**TASK BRIEF:** Scan the entries below for the word "Insert". Copy each line that has it.

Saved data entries

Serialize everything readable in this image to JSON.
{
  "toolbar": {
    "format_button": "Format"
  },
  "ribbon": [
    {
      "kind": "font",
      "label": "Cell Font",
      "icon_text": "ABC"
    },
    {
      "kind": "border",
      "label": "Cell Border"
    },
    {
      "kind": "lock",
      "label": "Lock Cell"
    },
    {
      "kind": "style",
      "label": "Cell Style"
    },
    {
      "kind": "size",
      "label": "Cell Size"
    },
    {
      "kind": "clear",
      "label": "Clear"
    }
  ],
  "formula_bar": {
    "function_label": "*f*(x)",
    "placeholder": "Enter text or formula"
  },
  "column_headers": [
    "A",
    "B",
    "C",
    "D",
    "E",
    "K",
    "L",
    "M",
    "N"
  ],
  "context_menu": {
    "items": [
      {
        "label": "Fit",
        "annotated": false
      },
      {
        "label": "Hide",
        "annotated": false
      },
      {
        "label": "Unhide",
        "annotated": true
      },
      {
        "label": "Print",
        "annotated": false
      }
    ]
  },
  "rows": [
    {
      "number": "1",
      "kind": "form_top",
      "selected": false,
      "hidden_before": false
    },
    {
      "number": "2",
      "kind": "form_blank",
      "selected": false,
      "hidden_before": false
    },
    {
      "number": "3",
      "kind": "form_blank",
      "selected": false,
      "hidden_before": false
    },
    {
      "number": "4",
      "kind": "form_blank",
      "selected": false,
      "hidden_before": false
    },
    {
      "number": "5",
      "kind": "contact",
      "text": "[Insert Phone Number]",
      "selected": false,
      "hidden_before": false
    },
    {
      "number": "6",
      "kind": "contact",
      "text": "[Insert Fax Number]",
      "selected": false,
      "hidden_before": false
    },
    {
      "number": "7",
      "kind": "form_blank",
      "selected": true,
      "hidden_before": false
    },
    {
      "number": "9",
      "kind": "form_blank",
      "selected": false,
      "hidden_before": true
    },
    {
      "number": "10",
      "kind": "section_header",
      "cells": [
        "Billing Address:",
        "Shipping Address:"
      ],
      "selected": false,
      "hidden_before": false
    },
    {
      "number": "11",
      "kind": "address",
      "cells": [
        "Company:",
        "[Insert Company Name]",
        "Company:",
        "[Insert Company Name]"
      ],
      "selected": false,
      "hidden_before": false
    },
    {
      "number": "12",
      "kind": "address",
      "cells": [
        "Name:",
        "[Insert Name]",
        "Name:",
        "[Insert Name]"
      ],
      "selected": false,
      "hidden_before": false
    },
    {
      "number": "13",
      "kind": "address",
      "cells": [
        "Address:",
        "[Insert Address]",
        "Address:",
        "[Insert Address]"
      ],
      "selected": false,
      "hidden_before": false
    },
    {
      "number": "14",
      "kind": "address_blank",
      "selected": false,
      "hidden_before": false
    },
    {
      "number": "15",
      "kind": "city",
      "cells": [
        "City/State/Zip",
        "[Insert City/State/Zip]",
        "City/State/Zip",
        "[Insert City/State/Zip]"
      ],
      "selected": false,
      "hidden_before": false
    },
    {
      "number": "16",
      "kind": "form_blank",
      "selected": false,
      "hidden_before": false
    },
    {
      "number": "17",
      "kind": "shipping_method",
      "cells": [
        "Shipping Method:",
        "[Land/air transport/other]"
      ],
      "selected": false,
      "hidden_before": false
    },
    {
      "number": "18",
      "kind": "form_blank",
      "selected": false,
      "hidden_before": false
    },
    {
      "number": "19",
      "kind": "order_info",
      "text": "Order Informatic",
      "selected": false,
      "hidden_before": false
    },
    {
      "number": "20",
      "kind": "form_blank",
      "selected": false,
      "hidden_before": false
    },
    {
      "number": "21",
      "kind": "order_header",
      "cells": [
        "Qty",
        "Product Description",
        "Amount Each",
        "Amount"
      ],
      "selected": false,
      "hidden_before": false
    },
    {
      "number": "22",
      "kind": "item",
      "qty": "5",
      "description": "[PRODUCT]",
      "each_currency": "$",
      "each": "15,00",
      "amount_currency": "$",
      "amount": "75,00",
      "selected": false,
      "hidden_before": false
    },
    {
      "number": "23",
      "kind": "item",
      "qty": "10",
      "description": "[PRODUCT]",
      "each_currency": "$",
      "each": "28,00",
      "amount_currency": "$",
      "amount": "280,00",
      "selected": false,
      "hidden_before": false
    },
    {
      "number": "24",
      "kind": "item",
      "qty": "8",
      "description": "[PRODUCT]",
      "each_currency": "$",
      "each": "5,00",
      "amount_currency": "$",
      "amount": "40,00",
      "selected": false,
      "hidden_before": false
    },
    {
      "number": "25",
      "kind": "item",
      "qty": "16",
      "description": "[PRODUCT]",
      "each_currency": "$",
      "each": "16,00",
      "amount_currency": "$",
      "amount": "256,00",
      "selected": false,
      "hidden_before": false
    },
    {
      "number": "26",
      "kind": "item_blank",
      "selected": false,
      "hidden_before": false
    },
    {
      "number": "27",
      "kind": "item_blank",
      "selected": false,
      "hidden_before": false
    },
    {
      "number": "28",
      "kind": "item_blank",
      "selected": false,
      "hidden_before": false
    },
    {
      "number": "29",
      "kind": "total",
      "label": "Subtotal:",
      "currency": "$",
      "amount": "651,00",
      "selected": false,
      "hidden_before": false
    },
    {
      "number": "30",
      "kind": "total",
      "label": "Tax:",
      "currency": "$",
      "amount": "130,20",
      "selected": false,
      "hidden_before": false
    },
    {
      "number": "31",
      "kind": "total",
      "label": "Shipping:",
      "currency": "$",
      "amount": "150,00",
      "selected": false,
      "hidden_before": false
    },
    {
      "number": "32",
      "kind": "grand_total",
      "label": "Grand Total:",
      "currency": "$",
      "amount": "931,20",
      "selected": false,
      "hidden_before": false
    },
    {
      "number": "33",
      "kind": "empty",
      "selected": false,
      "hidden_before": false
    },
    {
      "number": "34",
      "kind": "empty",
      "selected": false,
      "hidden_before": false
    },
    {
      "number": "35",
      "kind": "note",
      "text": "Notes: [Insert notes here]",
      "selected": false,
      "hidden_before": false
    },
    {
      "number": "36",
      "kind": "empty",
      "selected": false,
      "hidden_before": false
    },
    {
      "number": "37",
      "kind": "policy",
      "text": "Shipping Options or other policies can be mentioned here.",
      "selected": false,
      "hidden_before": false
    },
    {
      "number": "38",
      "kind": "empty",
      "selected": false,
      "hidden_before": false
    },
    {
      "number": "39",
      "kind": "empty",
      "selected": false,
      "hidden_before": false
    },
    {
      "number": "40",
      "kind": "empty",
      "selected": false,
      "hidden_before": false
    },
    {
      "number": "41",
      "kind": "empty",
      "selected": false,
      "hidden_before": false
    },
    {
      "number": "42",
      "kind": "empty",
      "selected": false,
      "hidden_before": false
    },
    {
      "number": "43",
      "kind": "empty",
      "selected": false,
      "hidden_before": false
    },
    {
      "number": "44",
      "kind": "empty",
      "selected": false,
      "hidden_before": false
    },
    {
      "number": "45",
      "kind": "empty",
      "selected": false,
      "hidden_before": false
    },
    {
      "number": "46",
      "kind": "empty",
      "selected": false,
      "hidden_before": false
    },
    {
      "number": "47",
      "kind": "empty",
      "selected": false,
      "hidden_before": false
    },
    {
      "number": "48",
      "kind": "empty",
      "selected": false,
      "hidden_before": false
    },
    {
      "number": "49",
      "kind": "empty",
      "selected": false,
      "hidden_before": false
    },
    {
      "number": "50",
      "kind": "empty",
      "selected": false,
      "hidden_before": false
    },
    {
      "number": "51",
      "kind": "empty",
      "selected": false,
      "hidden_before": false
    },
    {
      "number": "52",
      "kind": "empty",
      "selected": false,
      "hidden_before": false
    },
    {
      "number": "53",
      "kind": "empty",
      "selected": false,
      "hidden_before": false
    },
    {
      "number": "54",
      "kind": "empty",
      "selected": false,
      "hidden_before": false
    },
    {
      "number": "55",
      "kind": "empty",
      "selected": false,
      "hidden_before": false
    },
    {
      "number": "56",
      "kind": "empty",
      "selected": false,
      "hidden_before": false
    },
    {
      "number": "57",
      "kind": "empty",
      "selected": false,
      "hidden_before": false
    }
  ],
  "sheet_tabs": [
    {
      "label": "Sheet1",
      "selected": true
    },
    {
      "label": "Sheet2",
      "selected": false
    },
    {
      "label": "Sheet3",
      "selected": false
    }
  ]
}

**SOLUTION TO THE EXERCISE:**
      "text": "[Insert Phone Number]",
      "text": "[Insert Fax Number]",
        "[Insert Company Name]",
        "[Insert Company Name]"
        "[Insert Name]",
        "[Insert Name]"
        "[Insert Address]",
        "[Insert Address]"
        "[Insert City/State/Zip]",
        "[Insert City/State/Zip]"
      "text": "Notes: [Insert notes here]",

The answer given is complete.